◆ EXERCISE DETAILS
Return each line of the data below verbatim; pictures are to be left out.

◆ RECORDS

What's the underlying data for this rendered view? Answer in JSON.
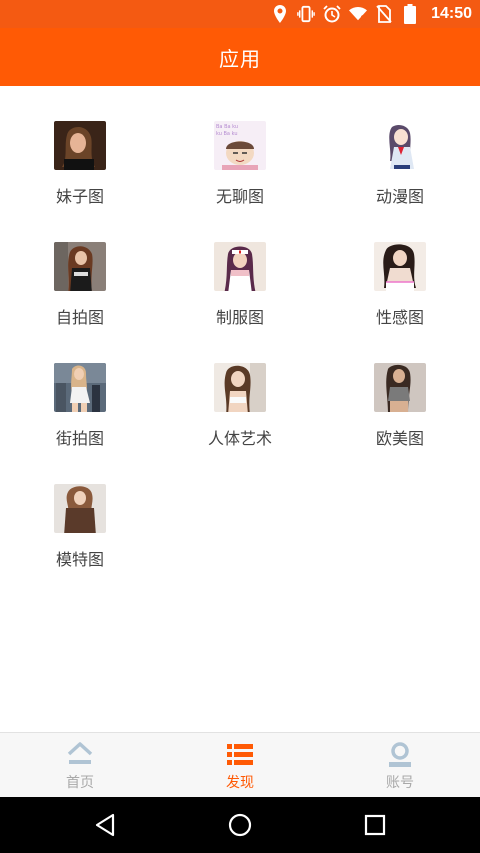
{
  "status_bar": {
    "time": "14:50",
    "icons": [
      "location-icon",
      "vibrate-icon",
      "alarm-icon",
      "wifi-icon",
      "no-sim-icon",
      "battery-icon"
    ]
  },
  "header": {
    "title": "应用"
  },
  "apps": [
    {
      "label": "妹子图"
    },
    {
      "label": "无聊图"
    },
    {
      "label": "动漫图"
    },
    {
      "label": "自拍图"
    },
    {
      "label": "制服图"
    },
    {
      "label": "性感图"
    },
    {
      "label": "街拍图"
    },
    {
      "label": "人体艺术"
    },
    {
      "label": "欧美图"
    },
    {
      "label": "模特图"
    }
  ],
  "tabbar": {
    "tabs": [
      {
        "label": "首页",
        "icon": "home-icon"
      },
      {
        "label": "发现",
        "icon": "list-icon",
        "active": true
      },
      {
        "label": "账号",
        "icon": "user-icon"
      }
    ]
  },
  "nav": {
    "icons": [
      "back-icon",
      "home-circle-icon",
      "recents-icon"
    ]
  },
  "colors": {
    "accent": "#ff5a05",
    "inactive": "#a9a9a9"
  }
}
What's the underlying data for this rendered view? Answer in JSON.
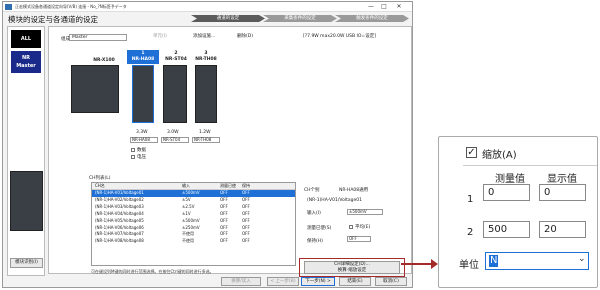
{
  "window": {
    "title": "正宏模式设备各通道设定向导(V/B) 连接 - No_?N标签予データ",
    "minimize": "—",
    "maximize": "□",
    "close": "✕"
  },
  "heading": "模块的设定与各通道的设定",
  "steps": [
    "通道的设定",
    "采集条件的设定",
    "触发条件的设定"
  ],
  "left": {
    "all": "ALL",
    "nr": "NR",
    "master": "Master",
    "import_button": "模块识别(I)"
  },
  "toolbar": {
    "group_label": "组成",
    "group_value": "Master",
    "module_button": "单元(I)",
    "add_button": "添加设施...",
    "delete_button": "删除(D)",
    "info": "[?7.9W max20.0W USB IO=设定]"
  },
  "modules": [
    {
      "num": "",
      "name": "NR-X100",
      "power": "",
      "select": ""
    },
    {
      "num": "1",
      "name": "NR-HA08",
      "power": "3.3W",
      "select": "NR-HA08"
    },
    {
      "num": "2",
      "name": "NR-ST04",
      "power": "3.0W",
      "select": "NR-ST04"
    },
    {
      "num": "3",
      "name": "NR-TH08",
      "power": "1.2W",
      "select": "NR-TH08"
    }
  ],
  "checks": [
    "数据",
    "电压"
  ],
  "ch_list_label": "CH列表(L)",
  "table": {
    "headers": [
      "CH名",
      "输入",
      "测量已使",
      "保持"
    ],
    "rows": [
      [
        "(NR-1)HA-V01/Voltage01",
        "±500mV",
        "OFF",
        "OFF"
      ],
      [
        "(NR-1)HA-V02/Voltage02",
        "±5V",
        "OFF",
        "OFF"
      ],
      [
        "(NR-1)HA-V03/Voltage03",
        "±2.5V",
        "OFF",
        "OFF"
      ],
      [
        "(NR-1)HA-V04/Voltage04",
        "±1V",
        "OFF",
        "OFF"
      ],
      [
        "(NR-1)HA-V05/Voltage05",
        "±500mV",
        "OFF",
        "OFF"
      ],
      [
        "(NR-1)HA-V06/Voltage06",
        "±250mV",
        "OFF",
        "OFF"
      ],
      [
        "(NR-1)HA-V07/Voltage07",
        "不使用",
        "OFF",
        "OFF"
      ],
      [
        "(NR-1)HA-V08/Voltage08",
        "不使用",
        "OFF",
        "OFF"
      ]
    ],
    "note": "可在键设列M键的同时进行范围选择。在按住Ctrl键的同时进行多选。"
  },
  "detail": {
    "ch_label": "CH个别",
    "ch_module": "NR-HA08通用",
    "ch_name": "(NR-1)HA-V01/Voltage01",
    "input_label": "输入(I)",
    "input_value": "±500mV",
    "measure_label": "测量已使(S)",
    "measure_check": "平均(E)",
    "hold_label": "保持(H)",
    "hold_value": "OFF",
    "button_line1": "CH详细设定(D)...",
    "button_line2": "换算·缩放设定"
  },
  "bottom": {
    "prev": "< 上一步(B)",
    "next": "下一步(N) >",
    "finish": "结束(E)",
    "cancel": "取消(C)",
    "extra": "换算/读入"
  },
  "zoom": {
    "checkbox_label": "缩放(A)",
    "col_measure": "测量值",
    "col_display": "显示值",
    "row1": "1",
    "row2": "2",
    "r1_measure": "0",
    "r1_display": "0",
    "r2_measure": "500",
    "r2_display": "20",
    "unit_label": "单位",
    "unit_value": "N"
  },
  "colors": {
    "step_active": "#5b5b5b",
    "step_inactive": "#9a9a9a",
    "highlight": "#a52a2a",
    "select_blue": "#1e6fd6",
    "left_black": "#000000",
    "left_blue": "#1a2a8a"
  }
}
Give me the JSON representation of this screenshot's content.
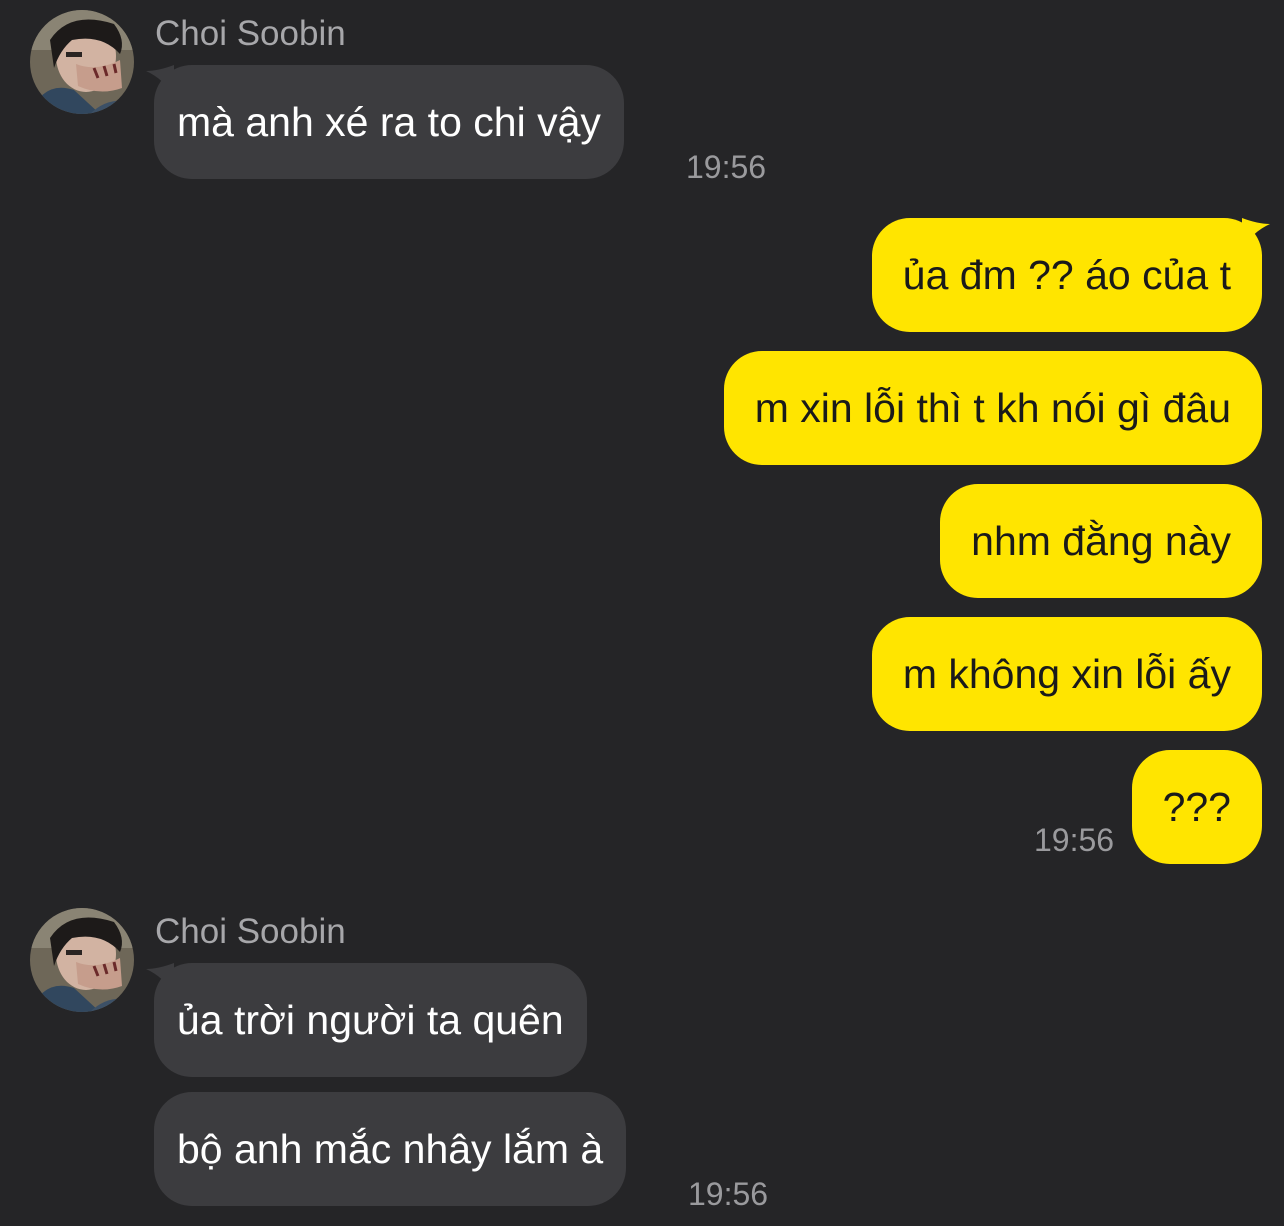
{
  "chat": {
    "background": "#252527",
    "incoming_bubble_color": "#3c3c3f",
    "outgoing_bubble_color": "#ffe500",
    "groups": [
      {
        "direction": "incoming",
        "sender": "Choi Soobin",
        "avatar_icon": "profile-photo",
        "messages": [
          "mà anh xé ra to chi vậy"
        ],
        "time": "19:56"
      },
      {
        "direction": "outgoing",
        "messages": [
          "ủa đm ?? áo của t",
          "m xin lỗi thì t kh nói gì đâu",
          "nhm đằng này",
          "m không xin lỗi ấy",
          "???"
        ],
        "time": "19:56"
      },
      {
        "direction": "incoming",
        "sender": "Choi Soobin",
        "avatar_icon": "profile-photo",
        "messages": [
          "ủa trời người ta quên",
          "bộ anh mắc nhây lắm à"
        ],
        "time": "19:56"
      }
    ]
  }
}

◆ EXERCISE SOLUTION
What's the underlying data for this rendered view? Answer in JSON.
{
  "status_bar": {
    "time": "14:50",
    "icons": [
      "location-icon",
      "vibrate-icon",
      "alarm-icon",
      "wifi-icon",
      "no-sim-icon",
      "battery-icon"
    ]
  },
  "header": {
    "title": "应用"
  },
  "apps": [
    {
      "label": "妹子图"
    },
    {
      "label": "无聊图"
    },
    {
      "label": "动漫图"
    },
    {
      "label": "自拍图"
    },
    {
      "label": "制服图"
    },
    {
      "label": "性感图"
    },
    {
      "label": "街拍图"
    },
    {
      "label": "人体艺术"
    },
    {
      "label": "欧美图"
    },
    {
      "label": "模特图"
    }
  ],
  "tabbar": {
    "tabs": [
      {
        "label": "首页",
        "icon": "home-icon"
      },
      {
        "label": "发现",
        "icon": "list-icon",
        "active": true
      },
      {
        "label": "账号",
        "icon": "user-icon"
      }
    ]
  },
  "nav": {
    "icons": [
      "back-icon",
      "home-circle-icon",
      "recents-icon"
    ]
  },
  "colors": {
    "accent": "#ff5a05",
    "inactive": "#a9a9a9"
  }
}
What's the underlying data for this rendered view? Answer in JSON.
{
  "window": {
    "title": "正宏模式设备各通道设定向导(V/B) 连接 - No_?N标签予データ",
    "minimize": "—",
    "maximize": "□",
    "close": "✕"
  },
  "heading": "模块的设定与各通道的设定",
  "steps": [
    "通道的设定",
    "采集条件的设定",
    "触发条件的设定"
  ],
  "left": {
    "all": "ALL",
    "nr": "NR",
    "master": "Master",
    "import_button": "模块识别(I)"
  },
  "toolbar": {
    "group_label": "组成",
    "group_value": "Master",
    "module_button": "单元(I)",
    "add_button": "添加设施...",
    "delete_button": "删除(D)",
    "info": "[?7.9W max20.0W USB IO=设定]"
  },
  "modules": [
    {
      "num": "",
      "name": "NR-X100",
      "power": "",
      "select": ""
    },
    {
      "num": "1",
      "name": "NR-HA08",
      "power": "3.3W",
      "select": "NR-HA08"
    },
    {
      "num": "2",
      "name": "NR-ST04",
      "power": "3.0W",
      "select": "NR-ST04"
    },
    {
      "num": "3",
      "name": "NR-TH08",
      "power": "1.2W",
      "select": "NR-TH08"
    }
  ],
  "checks": [
    "数据",
    "电压"
  ],
  "ch_list_label": "CH列表(L)",
  "table": {
    "headers": [
      "CH名",
      "输入",
      "测量已使",
      "保持"
    ],
    "rows": [
      [
        "(NR-1)HA-V01/Voltage01",
        "±500mV",
        "OFF",
        "OFF"
      ],
      [
        "(NR-1)HA-V02/Voltage02",
        "±5V",
        "OFF",
        "OFF"
      ],
      [
        "(NR-1)HA-V03/Voltage03",
        "±2.5V",
        "OFF",
        "OFF"
      ],
      [
        "(NR-1)HA-V04/Voltage04",
        "±1V",
        "OFF",
        "OFF"
      ],
      [
        "(NR-1)HA-V05/Voltage05",
        "±500mV",
        "OFF",
        "OFF"
      ],
      [
        "(NR-1)HA-V06/Voltage06",
        "±250mV",
        "OFF",
        "OFF"
      ],
      [
        "(NR-1)HA-V07/Voltage07",
        "不使用",
        "OFF",
        "OFF"
      ],
      [
        "(NR-1)HA-V08/Voltage08",
        "不使用",
        "OFF",
        "OFF"
      ]
    ],
    "note": "可在键设列M键的同时进行范围选择。在按住Ctrl键的同时进行多选。"
  },
  "detail": {
    "ch_label": "CH个别",
    "ch_module": "NR-HA08通用",
    "ch_name": "(NR-1)HA-V01/Voltage01",
    "input_label": "输入(I)",
    "input_value": "±500mV",
    "measure_label": "测量已使(S)",
    "measure_check": "平均(E)",
    "hold_label": "保持(H)",
    "hold_value": "OFF",
    "button_line1": "CH详细设定(D)...",
    "button_line2": "换算·缩放设定"
  },
  "bottom": {
    "prev": "< 上一步(B)",
    "next": "下一步(N) >",
    "finish": "结束(E)",
    "cancel": "取消(C)",
    "extra": "换算/读入"
  },
  "zoom": {
    "checkbox_label": "缩放(A)",
    "col_measure": "测量值",
    "col_display": "显示值",
    "row1": "1",
    "row2": "2",
    "r1_measure": "0",
    "r1_display": "0",
    "r2_measure": "500",
    "r2_display": "20",
    "unit_label": "单位",
    "unit_value": "N"
  },
  "colors": {
    "step_active": "#5b5b5b",
    "step_inactive": "#9a9a9a",
    "highlight": "#a52a2a",
    "select_blue": "#1e6fd6",
    "left_black": "#000000",
    "left_blue": "#1a2a8a"
  }
}
Give me the JSON representation of this screenshot's content.
{
  "chat": {
    "background": "#252527",
    "incoming_bubble_color": "#3c3c3f",
    "outgoing_bubble_color": "#ffe500",
    "groups": [
      {
        "direction": "incoming",
        "sender": "Choi Soobin",
        "avatar_icon": "profile-photo",
        "messages": [
          "mà anh xé ra to chi vậy"
        ],
        "time": "19:56"
      },
      {
        "direction": "outgoing",
        "messages": [
          "ủa đm ?? áo của t",
          "m xin lỗi thì t kh nói gì đâu",
          "nhm đằng này",
          "m không xin lỗi ấy",
          "???"
        ],
        "time": "19:56"
      },
      {
        "direction": "incoming",
        "sender": "Choi Soobin",
        "avatar_icon": "profile-photo",
        "messages": [
          "ủa trời người ta quên",
          "bộ anh mắc nhây lắm à"
        ],
        "time": "19:56"
      }
    ]
  }
}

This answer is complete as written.